# THE EXERCISE
Pick out every line with the word "torsion" and copy it.

--- BEGIN STORED ROWS ---

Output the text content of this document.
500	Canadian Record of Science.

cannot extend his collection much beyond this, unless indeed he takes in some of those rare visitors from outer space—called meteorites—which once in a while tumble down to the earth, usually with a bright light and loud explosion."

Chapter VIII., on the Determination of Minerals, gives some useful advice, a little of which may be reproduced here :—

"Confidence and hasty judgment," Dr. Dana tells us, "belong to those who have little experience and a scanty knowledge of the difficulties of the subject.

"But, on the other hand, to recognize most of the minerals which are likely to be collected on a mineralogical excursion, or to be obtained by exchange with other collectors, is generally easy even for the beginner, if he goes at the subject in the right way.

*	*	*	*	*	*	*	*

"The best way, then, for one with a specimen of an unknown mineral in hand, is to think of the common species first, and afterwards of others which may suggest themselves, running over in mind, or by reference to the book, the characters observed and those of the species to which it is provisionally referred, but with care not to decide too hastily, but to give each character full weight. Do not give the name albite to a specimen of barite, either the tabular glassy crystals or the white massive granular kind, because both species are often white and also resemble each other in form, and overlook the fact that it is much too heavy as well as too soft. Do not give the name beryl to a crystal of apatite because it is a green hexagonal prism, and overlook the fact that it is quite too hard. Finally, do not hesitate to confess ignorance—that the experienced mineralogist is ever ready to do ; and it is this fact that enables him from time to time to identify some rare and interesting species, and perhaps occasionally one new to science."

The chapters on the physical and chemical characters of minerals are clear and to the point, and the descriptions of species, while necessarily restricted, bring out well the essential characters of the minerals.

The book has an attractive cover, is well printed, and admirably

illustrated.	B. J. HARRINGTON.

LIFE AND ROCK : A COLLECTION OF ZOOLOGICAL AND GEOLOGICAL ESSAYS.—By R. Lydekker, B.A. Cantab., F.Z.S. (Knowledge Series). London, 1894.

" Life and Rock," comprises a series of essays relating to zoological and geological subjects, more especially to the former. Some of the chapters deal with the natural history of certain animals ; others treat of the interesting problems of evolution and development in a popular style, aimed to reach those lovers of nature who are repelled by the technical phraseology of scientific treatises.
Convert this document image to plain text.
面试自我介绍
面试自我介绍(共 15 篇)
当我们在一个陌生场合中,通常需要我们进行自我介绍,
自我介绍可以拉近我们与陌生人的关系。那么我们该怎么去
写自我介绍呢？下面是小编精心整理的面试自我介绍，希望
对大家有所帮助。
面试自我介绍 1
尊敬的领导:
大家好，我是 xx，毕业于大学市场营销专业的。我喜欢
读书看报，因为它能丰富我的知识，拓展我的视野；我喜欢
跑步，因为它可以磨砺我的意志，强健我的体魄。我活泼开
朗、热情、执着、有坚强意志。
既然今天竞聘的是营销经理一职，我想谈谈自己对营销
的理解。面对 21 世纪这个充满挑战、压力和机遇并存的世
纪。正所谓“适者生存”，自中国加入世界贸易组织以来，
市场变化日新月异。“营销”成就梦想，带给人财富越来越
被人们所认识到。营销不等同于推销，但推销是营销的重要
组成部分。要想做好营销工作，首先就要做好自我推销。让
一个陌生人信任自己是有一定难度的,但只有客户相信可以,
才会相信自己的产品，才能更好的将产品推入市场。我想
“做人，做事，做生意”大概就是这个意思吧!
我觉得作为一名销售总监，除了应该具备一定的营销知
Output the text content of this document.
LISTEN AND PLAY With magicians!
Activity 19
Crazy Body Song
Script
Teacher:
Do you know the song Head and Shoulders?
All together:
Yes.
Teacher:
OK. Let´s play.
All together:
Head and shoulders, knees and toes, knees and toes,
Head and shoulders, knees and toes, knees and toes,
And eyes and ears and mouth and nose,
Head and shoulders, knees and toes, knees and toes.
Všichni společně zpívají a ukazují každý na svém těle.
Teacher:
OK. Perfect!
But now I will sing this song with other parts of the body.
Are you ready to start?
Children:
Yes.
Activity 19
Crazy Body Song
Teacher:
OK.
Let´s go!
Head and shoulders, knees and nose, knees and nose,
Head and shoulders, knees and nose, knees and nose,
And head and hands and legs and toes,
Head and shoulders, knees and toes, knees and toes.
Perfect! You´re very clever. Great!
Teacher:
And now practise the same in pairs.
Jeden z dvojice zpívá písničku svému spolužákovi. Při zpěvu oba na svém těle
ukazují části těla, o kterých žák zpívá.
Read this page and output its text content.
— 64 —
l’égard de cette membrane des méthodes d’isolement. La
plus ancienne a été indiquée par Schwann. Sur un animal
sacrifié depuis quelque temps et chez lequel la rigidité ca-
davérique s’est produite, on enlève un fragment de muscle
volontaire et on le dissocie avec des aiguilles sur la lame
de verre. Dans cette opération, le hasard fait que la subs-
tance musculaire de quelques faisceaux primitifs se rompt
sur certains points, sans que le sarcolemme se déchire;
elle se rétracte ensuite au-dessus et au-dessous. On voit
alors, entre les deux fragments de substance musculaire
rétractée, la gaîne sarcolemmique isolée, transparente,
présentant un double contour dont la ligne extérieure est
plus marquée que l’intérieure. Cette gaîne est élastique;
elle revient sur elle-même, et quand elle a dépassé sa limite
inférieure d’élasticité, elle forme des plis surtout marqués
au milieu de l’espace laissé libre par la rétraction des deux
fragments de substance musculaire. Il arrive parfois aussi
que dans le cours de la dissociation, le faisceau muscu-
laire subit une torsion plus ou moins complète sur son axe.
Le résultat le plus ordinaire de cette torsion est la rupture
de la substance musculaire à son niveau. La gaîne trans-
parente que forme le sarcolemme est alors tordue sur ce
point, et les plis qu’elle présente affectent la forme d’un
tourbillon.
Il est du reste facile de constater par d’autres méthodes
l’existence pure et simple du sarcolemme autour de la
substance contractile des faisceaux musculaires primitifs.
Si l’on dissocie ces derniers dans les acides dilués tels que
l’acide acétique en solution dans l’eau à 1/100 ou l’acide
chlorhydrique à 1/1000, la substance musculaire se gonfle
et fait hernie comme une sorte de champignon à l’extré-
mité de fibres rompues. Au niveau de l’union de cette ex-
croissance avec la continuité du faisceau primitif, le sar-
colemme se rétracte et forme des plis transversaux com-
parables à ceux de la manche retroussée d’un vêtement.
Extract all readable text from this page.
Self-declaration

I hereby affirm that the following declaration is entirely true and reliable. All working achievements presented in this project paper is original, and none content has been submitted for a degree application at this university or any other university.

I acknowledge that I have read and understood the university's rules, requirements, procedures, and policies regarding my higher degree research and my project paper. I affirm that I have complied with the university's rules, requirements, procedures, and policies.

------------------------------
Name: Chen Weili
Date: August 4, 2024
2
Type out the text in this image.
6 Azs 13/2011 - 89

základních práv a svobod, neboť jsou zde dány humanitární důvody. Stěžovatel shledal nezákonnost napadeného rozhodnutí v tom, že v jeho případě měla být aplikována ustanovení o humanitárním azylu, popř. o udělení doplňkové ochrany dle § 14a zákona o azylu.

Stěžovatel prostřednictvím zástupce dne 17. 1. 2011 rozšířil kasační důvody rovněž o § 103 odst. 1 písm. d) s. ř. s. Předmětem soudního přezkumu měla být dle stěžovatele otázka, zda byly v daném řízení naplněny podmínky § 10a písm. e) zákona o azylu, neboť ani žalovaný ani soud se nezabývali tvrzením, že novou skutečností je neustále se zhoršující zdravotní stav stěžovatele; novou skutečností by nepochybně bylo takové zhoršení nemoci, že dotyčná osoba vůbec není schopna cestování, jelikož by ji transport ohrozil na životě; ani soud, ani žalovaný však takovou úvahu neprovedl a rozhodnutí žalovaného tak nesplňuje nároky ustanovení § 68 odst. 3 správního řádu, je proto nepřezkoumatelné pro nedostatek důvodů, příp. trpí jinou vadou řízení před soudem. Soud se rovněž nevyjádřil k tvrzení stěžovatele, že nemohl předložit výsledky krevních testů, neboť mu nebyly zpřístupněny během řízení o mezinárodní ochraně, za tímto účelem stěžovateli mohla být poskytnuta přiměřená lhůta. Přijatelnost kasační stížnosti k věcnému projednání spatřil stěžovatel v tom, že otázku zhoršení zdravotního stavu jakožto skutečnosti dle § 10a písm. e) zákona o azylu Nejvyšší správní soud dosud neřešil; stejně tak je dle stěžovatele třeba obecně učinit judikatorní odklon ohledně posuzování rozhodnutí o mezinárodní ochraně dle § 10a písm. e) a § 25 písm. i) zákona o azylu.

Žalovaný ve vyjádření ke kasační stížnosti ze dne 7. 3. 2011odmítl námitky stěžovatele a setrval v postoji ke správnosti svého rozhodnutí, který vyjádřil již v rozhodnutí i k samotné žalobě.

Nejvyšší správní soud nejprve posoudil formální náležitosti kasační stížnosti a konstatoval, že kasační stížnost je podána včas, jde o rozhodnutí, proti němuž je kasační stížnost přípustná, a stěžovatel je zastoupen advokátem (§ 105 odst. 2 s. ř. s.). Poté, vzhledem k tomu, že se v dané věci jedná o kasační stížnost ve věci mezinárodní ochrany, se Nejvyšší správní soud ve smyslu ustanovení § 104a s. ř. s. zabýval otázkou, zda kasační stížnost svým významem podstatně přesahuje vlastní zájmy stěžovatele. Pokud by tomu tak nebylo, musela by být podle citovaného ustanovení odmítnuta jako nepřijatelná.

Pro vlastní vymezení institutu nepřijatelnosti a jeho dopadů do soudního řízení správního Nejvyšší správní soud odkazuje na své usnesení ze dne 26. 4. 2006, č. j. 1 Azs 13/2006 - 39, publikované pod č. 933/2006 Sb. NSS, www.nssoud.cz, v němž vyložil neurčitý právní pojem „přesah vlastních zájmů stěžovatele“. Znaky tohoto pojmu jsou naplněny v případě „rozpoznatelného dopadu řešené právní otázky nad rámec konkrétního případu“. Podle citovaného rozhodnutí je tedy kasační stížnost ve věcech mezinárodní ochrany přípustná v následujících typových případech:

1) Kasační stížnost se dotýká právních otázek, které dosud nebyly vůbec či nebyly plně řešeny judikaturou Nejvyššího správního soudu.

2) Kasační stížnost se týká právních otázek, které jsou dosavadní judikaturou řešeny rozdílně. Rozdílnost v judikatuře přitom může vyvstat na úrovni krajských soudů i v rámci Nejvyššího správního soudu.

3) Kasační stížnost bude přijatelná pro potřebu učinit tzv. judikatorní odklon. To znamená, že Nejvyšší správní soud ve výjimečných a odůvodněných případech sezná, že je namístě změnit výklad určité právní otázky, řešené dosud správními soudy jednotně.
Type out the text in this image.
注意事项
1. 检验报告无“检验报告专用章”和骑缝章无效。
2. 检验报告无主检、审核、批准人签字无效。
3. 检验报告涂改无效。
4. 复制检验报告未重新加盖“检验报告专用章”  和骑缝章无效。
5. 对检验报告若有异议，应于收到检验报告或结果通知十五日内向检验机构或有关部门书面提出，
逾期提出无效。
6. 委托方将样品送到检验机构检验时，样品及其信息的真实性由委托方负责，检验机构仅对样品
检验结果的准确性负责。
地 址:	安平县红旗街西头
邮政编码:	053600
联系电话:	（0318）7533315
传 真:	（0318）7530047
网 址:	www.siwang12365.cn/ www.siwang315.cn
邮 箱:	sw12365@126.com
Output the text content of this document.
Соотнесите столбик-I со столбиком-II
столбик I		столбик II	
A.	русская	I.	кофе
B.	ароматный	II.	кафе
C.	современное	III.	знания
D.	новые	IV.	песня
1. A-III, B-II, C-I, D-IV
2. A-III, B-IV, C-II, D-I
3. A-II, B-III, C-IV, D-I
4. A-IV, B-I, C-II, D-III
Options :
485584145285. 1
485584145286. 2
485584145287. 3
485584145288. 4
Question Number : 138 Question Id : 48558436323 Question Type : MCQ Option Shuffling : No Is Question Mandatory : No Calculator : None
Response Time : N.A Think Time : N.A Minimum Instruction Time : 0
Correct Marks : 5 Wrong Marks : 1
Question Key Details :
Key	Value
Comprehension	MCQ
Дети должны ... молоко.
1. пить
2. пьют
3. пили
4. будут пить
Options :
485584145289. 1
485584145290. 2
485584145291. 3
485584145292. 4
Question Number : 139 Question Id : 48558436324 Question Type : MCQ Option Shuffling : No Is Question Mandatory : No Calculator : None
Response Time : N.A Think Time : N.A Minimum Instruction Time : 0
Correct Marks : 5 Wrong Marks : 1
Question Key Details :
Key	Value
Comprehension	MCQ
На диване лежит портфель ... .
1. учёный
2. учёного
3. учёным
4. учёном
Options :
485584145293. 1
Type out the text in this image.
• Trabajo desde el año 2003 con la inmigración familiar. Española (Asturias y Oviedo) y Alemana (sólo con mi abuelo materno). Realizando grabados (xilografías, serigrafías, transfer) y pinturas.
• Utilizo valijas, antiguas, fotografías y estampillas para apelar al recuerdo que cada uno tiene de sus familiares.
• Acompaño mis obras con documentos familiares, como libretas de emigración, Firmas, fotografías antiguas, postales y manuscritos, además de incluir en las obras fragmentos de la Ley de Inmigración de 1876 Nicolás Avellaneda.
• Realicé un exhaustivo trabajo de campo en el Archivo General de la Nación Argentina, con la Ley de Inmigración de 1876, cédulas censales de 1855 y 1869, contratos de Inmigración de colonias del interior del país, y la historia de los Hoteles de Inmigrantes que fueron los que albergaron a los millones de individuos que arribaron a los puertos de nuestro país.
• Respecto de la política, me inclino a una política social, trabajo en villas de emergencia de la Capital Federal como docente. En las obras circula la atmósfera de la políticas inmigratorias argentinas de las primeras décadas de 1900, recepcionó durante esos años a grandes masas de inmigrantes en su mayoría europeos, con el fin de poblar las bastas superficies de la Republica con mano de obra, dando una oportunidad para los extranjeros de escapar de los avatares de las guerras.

--- END STORED ROWS ---

# TASK SOLUTION
laire subit une torsion plus ou moins complète sur son axe.
Le résultat le plus ordinaire de cette torsion est la rupture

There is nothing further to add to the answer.